# start of TEXT EXTRACT

148. Sort List

Sort a linked list in O(n log n) time using constant space complexity.

Example 1:

Input: 4->2->1->3
Output: 1->2->3->4

Example 2:

Input: -1->5->3->4->0
Output: -1->0->3->4->5

AC code:

time(O(nlongn)　　space(O(logn))

/**
 * Definition for singly-linked list.
 * struct ListNode {
 *     int val;
 *     ListNode *next;
 *     ListNode(int x) : val(x), next(NULL) {}
 * };
 */
class Solution {
public:
    ListNode* sortList(ListNode* head) {
        if (head == NULL || head->next == NULL) return head;
        ListNode* fast = head->next;
        ListNode* slow = head;
        while (fast != NULL && fast->next != NULL) {
            fast = fast->next->next;
            slow = slow->next;
        }
        ListNode* mid = slow->next;
        slow->next = NULL;
        return merge(sortList(head), sortList(mid));
    }
private:
    ListNode* merge(ListNode* l1, ListNode* l2) {
        ListNode dummy(0);
        ListNode* p = &dummy;
        while (l1 && l2) {
            if (l1->val > l2->val) swap(l1, l2);
            p->next = l1;
            l1 = l1->next;
            p = p->next;
        }
        if (l1) p->next = l1;
        if (l2) p->next = l2;
        return dummy.next;
    }
};

Runtime: 28 ms, faster than 100.00% of C++ online submissions for Sort List.

optimization code:

time:O(nlongn))　　space:O(1)

// Author: Huahua
// Running time: 32 ms
class Solution {
public:
  ListNode* sortList(ListNode* head) {
    // 0 or 1 element, we are done.

# end of TEXT EXTRACT
# start of SUPPLIED DATA

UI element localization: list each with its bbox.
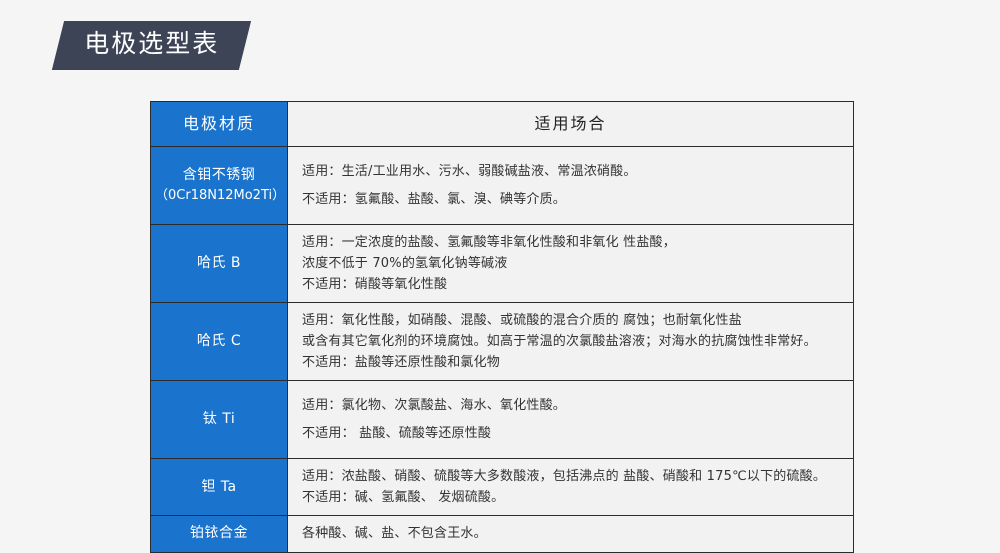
application-line: 适用：浓盐酸、硝酸、硫酸等大多数酸液，包括沸点的 盐酸、硝酸和 175℃以下的硫…: [302, 466, 843, 487]
application-line: 适用：生活/工业用水、污水、弱酸碱盐液、常温浓硝酸。: [302, 161, 843, 182]
material-name: 钽 Ta: [155, 477, 283, 498]
table-row: 哈氏 C适用：氧化性酸，如硝酸、混酸、或硫酸的混合介质的 腐蚀；也耐氧化性盐或含…: [151, 303, 854, 381]
material-cell: 哈氏 C: [151, 303, 288, 381]
application-cell: 适用：氧化性酸，如硝酸、混酸、或硫酸的混合介质的 腐蚀；也耐氧化性盐或含有其它氧…: [288, 303, 854, 381]
electrode-selection-table-container: 电极材质 适用场合 含钼不锈钢（0Cr18N12Mo2Ti）适用：生活/工业用水…: [150, 101, 853, 553]
material-cell: 钛 Ti: [151, 381, 288, 459]
application-line: 适用：氧化性酸，如硝酸、混酸、或硫酸的混合介质的 腐蚀；也耐氧化性盐: [302, 310, 843, 331]
material-cell: 铂铱合金: [151, 516, 288, 552]
application-line: 不适用：氢氟酸、盐酸、氯、溴、碘等介质。: [302, 189, 843, 210]
application-line: 不适用：盐酸等还原性酸和氯化物: [302, 352, 843, 373]
application-cell: 适用：氯化物、次氯酸盐、海水、氧化性酸。不适用： 盐酸、硫酸等还原性酸: [288, 381, 854, 459]
material-cell: 含钼不锈钢（0Cr18N12Mo2Ti）: [151, 146, 288, 224]
electrode-selection-table: 电极材质 适用场合 含钼不锈钢（0Cr18N12Mo2Ti）适用：生活/工业用水…: [150, 101, 854, 553]
page-title-banner: 电极选型表: [58, 21, 245, 70]
application-cell: 适用：浓盐酸、硝酸、硫酸等大多数酸液，包括沸点的 盐酸、硝酸和 175℃以下的硫…: [288, 459, 854, 516]
material-name: 哈氏 B: [155, 253, 283, 274]
application-cell: 适用：一定浓度的盐酸、氢氟酸等非氧化性酸和非氧化 性盐酸，浓度不低于 70%的氢…: [288, 225, 854, 303]
application-line: 适用：一定浓度的盐酸、氢氟酸等非氧化性酸和非氧化 性盐酸，: [302, 232, 843, 253]
application-line: 各种酸、碱、盐、不包含王水。: [302, 523, 843, 544]
material-code: （0Cr18N12Mo2Ti）: [155, 186, 283, 206]
table-row: 含钼不锈钢（0Cr18N12Mo2Ti）适用：生活/工业用水、污水、弱酸碱盐液、…: [151, 146, 854, 224]
application-line: 或含有其它氧化剂的环境腐蚀。如高于常温的次氯酸盐溶液；对海水的抗腐蚀性非常好。: [302, 331, 843, 352]
table-row: 钛 Ti适用：氯化物、次氯酸盐、海水、氧化性酸。不适用： 盐酸、硫酸等还原性酸: [151, 381, 854, 459]
material-name: 含钼不锈钢: [155, 165, 283, 186]
table-header-row: 电极材质 适用场合: [151, 102, 854, 147]
table-row: 哈氏 B适用：一定浓度的盐酸、氢氟酸等非氧化性酸和非氧化 性盐酸，浓度不低于 7…: [151, 225, 854, 303]
application-line: 不适用： 盐酸、硫酸等还原性酸: [302, 423, 843, 444]
application-line: 浓度不低于 70%的氢氧化钠等碱液: [302, 253, 843, 274]
application-cell: 各种酸、碱、盐、不包含王水。: [288, 516, 854, 552]
material-cell: 钽 Ta: [151, 459, 288, 516]
column-header-material: 电极材质: [151, 102, 288, 147]
column-header-application: 适用场合: [288, 102, 854, 147]
application-line: 不适用：碱、氢氟酸、 发烟硫酸。: [302, 487, 843, 508]
banner-shape: 电极选型表: [52, 21, 251, 70]
application-cell: 适用：生活/工业用水、污水、弱酸碱盐液、常温浓硝酸。不适用：氢氟酸、盐酸、氯、溴…: [288, 146, 854, 224]
page-title: 电极选型表: [84, 30, 219, 59]
table-row: 铂铱合金各种酸、碱、盐、不包含王水。: [151, 516, 854, 552]
material-name: 铂铱合金: [155, 523, 283, 544]
application-line: 不适用：硝酸等氧化性酸: [302, 274, 843, 295]
table-row: 钽 Ta适用：浓盐酸、硝酸、硫酸等大多数酸液，包括沸点的 盐酸、硝酸和 175℃…: [151, 459, 854, 516]
material-cell: 哈氏 B: [151, 225, 288, 303]
material-name: 钛 Ti: [155, 409, 283, 430]
application-line: 适用：氯化物、次氯酸盐、海水、氧化性酸。: [302, 395, 843, 416]
material-name: 哈氏 C: [155, 331, 283, 352]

# end of SUPPLIED DATA

» **YOUR TASKS**
[A] According to the sort list text, what runtime did the first accepted solution report?
[B] Restate the paragraph of the sort list text that begins "Sort a linked list" as a short bulleted list of its requirements.
[C] Supply the next part of the sort list text, picking up right after its final line.

» **SOLVED PROBLEMS**
[A] 28 ms, faster than 100.00% of C++ online submissions for Sort List.

[B]
- Sort a linked list.
- Time: O(n log n).
- Space: constant.

[C]
    if (!head || !head->next) return head;
    
    int len = 1;
    ListNode* cur = head;
    while (cur = cur->next) ++len;
    
    ListNode dummy(0);
    dummy.next = head;
    ListNode* l;
    ListNode* r;
    ListNode* tail;
    for (int n = 1; n < len; n <<= 1) {      
      cur = dummy.next; // partial sorted head
      tail = &dummy;
      while (cur) {
        l = cur;
        r = split(l, n);
        cur = split(r, n);
        auto merged = merge(l, r);
        tail->next = merged.first;
        tail = merged.second;
      }
    }      
    return dummy.next;
  }
private:
  // Splits the list into two parts, first n element and the rest.
  // Returns the head of the rest.
  ListNode* split(ListNode* head, int n) {    
    while (--n && head)
      head = head->next;
    ListNode* rest = head ? head->next : nullptr;
    if (head) head->next = nullptr;
    return rest;
  }
  
  // Merges two lists, returns the head and tail of the merged list.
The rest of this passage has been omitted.